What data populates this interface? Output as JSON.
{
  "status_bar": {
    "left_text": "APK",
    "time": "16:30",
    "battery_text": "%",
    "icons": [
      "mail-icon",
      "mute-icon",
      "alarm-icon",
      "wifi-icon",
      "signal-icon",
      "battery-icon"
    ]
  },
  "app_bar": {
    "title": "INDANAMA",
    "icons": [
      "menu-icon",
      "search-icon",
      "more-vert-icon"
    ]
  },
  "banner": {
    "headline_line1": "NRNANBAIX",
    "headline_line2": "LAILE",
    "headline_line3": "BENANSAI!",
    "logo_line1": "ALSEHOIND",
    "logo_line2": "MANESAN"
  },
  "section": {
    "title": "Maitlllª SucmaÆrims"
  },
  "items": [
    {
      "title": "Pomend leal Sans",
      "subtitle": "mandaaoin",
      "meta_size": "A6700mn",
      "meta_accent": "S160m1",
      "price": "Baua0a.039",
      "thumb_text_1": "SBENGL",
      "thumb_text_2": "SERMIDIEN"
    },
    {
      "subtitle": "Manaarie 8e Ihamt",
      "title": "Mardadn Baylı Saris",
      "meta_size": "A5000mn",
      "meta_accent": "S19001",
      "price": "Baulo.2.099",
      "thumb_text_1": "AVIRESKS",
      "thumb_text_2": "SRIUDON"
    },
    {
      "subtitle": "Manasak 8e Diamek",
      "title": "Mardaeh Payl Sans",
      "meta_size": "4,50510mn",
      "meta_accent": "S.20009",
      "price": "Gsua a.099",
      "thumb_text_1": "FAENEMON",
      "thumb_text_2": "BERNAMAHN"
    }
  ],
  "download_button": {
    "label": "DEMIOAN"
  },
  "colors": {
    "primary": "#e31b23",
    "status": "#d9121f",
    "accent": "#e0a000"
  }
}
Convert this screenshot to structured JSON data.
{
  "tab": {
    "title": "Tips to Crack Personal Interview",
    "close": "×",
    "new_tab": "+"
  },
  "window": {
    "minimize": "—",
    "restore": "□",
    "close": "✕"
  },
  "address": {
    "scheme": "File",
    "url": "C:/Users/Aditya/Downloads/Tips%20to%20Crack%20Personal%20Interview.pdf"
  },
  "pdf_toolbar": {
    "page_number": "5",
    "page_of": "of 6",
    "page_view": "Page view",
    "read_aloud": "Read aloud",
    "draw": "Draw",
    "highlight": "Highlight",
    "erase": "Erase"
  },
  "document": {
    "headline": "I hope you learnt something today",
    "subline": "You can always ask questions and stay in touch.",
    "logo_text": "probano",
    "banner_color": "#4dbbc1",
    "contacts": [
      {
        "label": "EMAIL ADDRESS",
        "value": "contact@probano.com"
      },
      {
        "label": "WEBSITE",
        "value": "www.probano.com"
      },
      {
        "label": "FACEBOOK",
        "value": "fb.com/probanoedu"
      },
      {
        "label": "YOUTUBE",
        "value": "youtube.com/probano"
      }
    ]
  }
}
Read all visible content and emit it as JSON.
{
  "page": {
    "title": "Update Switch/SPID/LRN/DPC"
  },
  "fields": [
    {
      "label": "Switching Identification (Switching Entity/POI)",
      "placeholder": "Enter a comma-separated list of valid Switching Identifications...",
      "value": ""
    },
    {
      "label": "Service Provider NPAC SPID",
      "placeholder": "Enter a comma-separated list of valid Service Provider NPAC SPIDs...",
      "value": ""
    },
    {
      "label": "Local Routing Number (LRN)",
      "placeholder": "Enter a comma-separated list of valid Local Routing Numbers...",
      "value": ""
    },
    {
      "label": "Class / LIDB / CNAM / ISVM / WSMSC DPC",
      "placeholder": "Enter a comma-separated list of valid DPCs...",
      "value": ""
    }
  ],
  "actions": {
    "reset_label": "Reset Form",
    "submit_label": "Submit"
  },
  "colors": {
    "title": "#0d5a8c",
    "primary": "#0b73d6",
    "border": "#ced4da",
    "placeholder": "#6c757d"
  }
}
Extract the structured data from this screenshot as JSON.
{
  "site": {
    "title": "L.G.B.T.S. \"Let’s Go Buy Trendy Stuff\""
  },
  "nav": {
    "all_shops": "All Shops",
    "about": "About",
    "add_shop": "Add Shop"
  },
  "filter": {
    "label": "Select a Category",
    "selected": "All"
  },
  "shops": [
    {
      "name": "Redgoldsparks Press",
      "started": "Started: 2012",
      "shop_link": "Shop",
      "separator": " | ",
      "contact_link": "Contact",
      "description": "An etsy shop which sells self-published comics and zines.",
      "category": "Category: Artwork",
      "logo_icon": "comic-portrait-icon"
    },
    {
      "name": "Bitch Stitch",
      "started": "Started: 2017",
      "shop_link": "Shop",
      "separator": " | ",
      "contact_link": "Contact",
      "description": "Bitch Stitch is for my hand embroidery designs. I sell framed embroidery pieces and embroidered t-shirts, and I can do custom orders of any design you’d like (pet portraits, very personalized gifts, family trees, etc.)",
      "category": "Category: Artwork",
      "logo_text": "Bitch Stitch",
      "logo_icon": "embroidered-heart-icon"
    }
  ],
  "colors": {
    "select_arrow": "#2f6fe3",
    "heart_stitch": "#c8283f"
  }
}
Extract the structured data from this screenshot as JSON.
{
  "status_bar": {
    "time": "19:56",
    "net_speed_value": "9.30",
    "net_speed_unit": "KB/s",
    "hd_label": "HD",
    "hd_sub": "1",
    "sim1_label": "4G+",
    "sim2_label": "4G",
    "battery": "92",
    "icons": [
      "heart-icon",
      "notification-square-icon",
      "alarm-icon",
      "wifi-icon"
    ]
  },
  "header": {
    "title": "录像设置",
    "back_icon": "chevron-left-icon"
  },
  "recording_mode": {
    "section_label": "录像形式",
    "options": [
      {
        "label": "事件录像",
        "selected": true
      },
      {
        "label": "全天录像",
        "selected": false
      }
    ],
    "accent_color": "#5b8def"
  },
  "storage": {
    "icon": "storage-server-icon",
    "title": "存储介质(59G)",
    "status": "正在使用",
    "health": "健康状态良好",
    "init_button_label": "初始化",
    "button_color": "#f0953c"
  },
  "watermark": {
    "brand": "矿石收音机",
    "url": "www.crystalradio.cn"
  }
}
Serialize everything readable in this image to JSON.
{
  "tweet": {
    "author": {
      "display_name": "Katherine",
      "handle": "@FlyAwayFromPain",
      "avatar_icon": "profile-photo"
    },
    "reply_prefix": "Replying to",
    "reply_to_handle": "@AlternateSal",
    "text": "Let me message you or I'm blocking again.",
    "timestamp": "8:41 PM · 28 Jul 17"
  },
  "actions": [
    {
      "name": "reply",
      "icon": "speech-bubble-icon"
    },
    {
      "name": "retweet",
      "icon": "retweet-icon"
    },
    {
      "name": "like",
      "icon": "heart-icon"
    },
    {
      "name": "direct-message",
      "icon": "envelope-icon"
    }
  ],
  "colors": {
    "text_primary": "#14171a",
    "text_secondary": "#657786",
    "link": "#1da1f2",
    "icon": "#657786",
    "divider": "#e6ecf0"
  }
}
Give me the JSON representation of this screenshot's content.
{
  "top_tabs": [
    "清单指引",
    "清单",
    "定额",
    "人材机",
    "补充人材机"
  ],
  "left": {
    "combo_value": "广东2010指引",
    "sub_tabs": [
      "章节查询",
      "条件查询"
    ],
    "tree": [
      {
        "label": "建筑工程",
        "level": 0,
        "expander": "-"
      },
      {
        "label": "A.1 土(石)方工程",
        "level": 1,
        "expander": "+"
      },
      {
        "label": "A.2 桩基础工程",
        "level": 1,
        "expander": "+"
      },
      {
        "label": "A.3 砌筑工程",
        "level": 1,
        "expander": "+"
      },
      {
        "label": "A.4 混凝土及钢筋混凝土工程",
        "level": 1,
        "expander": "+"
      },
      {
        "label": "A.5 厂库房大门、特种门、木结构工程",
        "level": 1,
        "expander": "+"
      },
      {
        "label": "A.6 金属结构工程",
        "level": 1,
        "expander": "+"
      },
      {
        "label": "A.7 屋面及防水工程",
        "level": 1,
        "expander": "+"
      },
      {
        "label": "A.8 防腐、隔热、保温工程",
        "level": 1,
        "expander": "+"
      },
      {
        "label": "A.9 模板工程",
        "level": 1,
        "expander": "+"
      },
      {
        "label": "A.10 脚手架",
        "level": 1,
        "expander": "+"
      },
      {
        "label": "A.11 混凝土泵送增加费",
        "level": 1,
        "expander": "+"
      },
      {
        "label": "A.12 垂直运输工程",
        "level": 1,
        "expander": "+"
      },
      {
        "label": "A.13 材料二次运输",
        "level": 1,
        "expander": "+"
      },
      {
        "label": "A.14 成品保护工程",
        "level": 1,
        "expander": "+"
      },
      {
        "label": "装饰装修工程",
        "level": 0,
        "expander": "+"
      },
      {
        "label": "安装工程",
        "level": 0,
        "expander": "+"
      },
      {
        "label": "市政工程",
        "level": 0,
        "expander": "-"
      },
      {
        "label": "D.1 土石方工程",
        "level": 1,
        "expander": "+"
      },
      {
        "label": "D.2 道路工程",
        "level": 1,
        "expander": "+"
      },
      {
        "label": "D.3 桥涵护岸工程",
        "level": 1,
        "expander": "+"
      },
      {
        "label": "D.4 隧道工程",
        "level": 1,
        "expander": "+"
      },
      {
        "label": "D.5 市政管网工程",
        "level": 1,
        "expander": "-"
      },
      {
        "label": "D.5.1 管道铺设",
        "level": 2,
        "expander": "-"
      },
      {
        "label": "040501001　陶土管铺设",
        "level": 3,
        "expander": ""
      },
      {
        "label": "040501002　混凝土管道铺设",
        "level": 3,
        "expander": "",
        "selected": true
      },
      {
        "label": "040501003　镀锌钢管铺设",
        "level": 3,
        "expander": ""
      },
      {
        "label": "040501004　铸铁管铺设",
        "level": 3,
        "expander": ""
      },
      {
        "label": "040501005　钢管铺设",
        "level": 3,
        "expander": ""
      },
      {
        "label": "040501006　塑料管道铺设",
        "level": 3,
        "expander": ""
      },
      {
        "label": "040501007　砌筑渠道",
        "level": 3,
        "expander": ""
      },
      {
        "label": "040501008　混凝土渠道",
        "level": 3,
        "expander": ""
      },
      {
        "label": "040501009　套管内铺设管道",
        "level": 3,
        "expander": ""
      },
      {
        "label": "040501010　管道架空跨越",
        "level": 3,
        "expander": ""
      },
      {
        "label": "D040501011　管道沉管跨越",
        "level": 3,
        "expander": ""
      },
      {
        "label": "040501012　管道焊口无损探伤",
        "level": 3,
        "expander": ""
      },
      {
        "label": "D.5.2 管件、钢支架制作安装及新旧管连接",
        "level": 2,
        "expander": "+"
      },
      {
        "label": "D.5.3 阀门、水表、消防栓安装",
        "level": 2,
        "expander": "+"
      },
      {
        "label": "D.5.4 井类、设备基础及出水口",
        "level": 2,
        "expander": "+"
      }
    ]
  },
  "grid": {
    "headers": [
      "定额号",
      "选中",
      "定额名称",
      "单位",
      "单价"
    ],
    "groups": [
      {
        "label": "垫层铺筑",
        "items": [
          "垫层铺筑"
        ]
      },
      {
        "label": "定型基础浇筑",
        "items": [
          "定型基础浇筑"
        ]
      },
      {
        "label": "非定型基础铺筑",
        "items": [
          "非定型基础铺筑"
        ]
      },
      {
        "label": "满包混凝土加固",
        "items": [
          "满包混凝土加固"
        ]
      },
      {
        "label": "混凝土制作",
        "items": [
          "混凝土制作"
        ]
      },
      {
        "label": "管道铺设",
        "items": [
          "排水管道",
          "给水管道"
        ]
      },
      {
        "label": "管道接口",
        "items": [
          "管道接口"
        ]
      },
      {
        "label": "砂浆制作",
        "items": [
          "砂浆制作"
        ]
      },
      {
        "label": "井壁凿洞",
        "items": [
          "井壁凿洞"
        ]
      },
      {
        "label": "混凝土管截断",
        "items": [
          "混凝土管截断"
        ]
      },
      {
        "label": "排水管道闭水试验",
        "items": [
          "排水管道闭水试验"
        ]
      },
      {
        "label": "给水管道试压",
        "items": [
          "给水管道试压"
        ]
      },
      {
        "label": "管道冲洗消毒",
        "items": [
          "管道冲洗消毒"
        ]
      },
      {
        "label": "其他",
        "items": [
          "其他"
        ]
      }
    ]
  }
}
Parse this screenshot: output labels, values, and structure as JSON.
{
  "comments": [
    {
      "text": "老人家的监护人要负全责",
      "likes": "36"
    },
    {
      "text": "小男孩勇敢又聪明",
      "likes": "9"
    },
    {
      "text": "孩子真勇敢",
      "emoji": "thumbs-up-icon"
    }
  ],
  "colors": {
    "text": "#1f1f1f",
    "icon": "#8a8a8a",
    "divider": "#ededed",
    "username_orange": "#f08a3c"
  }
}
____________________
The request
Using the listing above, pick out each line that contains the word "Provider", then copy it.

Result
      "label": "Service Provider NPAC SPID",
      "placeholder": "Enter a comma-separated list of valid Service Provider NPAC SPIDs...",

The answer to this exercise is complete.